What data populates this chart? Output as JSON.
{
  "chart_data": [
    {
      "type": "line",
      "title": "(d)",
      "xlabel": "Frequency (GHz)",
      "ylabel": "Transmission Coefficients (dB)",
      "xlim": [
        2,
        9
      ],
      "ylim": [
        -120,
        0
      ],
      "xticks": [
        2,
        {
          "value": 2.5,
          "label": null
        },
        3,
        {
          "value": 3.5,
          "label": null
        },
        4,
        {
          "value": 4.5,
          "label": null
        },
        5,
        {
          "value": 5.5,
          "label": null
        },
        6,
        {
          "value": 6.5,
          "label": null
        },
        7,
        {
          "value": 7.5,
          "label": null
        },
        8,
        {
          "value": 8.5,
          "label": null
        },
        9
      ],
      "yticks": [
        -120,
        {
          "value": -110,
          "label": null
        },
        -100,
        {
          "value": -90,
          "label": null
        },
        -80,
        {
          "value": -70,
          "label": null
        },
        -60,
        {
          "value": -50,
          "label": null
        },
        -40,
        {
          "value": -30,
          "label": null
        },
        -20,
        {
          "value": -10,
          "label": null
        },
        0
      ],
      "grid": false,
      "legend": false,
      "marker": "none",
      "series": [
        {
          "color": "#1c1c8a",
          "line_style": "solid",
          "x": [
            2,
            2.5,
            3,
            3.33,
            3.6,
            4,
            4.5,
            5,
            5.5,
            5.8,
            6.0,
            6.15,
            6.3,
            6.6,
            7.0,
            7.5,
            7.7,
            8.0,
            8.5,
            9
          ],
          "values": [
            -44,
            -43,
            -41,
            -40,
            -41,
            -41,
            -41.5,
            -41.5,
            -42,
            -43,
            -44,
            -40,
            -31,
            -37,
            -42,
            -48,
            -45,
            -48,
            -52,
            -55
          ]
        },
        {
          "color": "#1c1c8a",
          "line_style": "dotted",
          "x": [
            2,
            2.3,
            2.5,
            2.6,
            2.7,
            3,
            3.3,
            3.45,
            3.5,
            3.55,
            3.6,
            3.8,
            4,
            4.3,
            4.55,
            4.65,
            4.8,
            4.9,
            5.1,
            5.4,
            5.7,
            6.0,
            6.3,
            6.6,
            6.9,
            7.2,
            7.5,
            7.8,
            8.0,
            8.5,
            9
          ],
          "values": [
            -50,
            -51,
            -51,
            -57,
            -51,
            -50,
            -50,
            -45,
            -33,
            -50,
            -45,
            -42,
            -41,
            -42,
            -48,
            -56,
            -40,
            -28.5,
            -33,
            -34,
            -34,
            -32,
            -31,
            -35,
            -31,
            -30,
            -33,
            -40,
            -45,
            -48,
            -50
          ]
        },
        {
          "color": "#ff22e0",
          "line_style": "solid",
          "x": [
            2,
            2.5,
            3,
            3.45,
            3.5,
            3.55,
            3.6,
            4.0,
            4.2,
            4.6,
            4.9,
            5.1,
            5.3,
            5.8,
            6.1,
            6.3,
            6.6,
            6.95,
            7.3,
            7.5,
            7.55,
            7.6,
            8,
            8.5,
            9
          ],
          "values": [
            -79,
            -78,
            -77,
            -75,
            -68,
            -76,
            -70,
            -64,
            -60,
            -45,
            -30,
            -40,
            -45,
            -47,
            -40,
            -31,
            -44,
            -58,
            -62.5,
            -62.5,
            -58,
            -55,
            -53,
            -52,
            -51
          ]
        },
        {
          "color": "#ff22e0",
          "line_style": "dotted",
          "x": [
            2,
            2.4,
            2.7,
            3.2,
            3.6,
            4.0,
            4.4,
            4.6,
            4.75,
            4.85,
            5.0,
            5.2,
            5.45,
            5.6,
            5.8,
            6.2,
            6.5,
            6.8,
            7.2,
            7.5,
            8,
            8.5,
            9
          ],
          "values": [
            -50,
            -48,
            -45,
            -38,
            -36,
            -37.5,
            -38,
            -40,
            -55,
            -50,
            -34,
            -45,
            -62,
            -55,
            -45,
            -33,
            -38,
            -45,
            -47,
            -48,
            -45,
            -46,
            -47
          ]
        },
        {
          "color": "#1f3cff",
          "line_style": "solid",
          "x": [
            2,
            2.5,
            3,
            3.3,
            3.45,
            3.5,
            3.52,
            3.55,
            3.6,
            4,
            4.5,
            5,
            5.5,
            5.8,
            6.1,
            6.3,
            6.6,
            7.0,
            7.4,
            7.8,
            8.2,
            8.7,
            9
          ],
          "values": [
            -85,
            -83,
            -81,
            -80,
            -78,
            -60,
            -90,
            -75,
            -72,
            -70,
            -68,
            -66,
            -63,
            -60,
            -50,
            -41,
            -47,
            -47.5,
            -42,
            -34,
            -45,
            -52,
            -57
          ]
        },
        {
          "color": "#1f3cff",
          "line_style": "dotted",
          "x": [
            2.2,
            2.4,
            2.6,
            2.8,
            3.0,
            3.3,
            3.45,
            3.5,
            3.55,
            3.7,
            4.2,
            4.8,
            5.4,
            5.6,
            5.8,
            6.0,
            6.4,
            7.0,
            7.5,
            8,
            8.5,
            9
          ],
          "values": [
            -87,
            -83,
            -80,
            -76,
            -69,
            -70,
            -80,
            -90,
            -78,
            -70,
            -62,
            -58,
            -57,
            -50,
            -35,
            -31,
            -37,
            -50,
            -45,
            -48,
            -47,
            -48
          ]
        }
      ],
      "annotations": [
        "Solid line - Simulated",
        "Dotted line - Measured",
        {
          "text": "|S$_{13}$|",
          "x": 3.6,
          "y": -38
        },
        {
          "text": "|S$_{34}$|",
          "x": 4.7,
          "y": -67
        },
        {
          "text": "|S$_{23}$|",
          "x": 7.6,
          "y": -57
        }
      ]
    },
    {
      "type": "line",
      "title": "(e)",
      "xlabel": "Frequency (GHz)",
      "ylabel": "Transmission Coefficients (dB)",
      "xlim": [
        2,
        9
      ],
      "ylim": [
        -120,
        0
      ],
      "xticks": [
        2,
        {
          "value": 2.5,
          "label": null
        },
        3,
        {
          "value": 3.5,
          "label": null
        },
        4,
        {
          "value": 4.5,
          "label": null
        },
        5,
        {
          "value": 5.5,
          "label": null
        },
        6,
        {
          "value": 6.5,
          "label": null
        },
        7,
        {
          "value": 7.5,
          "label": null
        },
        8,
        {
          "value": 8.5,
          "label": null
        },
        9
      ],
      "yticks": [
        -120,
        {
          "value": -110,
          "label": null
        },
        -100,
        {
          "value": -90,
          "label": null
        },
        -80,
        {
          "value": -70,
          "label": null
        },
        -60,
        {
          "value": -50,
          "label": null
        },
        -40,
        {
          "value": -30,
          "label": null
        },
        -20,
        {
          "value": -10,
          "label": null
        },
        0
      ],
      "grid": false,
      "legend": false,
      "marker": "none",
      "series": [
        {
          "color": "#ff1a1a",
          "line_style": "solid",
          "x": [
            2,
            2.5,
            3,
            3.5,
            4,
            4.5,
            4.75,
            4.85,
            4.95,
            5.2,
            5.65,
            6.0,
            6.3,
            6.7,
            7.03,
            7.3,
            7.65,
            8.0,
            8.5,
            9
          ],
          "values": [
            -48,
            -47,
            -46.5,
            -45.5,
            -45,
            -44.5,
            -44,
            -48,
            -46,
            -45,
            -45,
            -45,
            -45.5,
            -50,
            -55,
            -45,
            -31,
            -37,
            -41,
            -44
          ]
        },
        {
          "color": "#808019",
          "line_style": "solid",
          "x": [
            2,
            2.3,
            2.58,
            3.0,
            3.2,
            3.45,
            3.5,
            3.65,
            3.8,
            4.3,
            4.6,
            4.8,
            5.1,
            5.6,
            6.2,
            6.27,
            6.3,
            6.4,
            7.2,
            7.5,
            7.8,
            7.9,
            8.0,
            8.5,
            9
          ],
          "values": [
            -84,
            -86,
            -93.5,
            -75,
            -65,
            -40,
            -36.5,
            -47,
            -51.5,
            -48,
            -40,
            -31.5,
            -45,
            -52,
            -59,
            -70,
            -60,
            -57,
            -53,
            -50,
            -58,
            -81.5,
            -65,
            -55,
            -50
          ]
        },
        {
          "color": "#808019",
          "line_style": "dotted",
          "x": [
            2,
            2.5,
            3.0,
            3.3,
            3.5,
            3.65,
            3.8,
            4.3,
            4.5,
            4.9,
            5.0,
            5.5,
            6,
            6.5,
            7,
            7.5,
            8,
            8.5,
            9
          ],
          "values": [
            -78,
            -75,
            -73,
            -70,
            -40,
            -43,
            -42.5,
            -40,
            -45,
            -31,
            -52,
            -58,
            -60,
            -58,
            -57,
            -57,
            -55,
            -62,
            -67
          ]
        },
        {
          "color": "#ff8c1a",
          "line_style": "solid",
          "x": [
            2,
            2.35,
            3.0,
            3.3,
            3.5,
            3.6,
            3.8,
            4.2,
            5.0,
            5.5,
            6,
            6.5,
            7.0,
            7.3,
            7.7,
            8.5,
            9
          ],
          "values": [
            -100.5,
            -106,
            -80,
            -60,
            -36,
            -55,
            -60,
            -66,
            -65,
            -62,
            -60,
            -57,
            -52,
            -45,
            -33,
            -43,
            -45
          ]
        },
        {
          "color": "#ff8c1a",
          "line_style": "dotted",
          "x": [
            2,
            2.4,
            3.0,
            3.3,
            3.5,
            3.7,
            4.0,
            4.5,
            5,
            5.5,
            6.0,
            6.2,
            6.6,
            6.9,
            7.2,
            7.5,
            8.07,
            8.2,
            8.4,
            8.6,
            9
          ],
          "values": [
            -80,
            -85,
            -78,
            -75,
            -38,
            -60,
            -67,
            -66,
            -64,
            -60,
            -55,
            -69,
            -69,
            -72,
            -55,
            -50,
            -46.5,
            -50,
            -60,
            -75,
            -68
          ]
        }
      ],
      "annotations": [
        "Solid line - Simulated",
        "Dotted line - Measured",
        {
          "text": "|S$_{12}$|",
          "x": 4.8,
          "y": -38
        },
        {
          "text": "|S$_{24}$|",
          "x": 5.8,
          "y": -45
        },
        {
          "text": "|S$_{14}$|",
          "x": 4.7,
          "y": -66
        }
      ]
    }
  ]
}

— Task objective —
Copy out all lines that carry the word "text".

— Task response —
          "text": "|S$_{13}$|",
          "text": "|S$_{34}$|",
          "text": "|S$_{23}$|",
          "text": "|S$_{12}$|",
          "text": "|S$_{24}$|",
          "text": "|S$_{14}$|",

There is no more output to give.